** start of Records supplied **

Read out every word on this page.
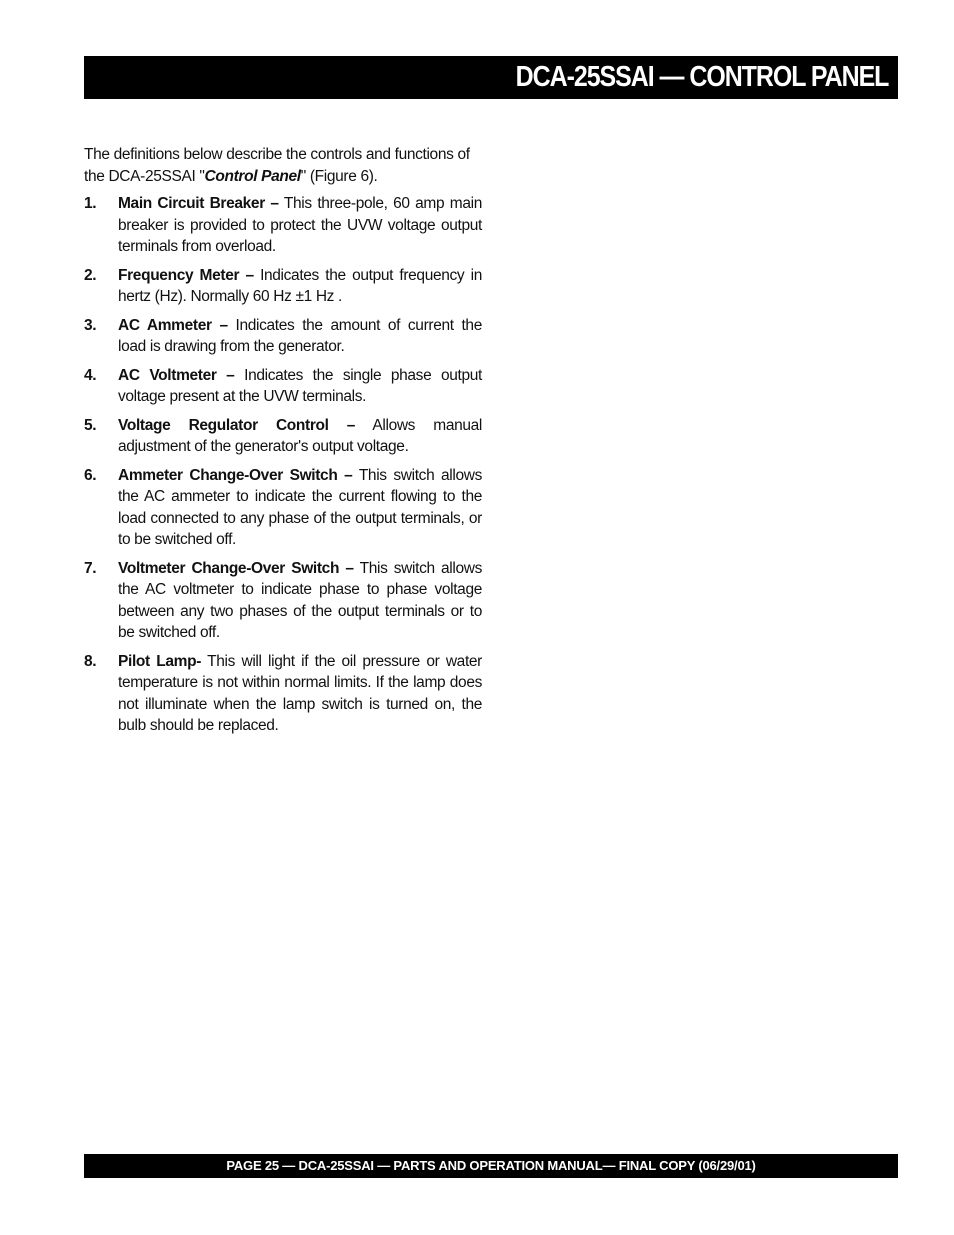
DCA-25SSAI — CONTROL PANEL

The definitions below describe the controls and functions of the DCA-25SSAI "Control Panel" (Figure 6).

1. Main Circuit Breaker – This three-pole, 60 amp main breaker is provided to protect the UVW voltage output terminals from overload.
2. Frequency Meter – Indicates the output frequency in hertz (Hz). Normally 60 Hz ±1 Hz .
3. AC Ammeter – Indicates the amount of current the load is drawing from the generator.
4. AC Voltmeter – Indicates the single phase output voltage present at the UVW terminals.
5. Voltage Regulator Control – Allows manual adjustment of the generator's output voltage.
6. Ammeter Change-Over Switch – This switch allows the AC ammeter to indicate the current flowing to the load connected to any phase of the output terminals, or to be switched off.
7. Voltmeter Change-Over Switch – This switch allows the AC voltmeter to indicate phase to phase voltage between any two phases of the output terminals or to be switched off.
8. Pilot Lamp- This will light if the oil pressure or water temperature is not within normal limits. If the lamp does not illuminate when the lamp switch is turned on, the bulb should be replaced.
PAGE 25 — DCA-25SSAI — PARTS AND OPERATION MANUAL— FINAL COPY (06/29/01)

** end of Records supplied **

● Task
Transcribe the listing above verbatim. Omit the pictures.

● Correct answer
Read out every word on this page.
DCA-25SSAI — CONTROL PANEL

The definitions below describe the controls and functions of the DCA-25SSAI "Control Panel" (Figure 6).

1. Main Circuit Breaker – This three-pole, 60 amp main breaker is provided to protect the UVW voltage output terminals from overload.
2. Frequency Meter – Indicates the output frequency in hertz (Hz). Normally 60 Hz ±1 Hz .
3. AC Ammeter – Indicates the amount of current the load is drawing from the generator.
4. AC Voltmeter – Indicates the single phase output voltage present at the UVW terminals.
5. Voltage Regulator Control – Allows manual adjustment of the generator's output voltage.
6. Ammeter Change-Over Switch – This switch allows the AC ammeter to indicate the current flowing to the load connected to any phase of the output terminals, or to be switched off.
7. Voltmeter Change-Over Switch – This switch allows the AC voltmeter to indicate phase to phase voltage between any two phases of the output terminals or to be switched off.
8. Pilot Lamp- This will light if the oil pressure or water temperature is not within normal limits. If the lamp does not illuminate when the lamp switch is turned on, the bulb should be replaced.
PAGE 25 — DCA-25SSAI — PARTS AND OPERATION MANUAL— FINAL COPY (06/29/01)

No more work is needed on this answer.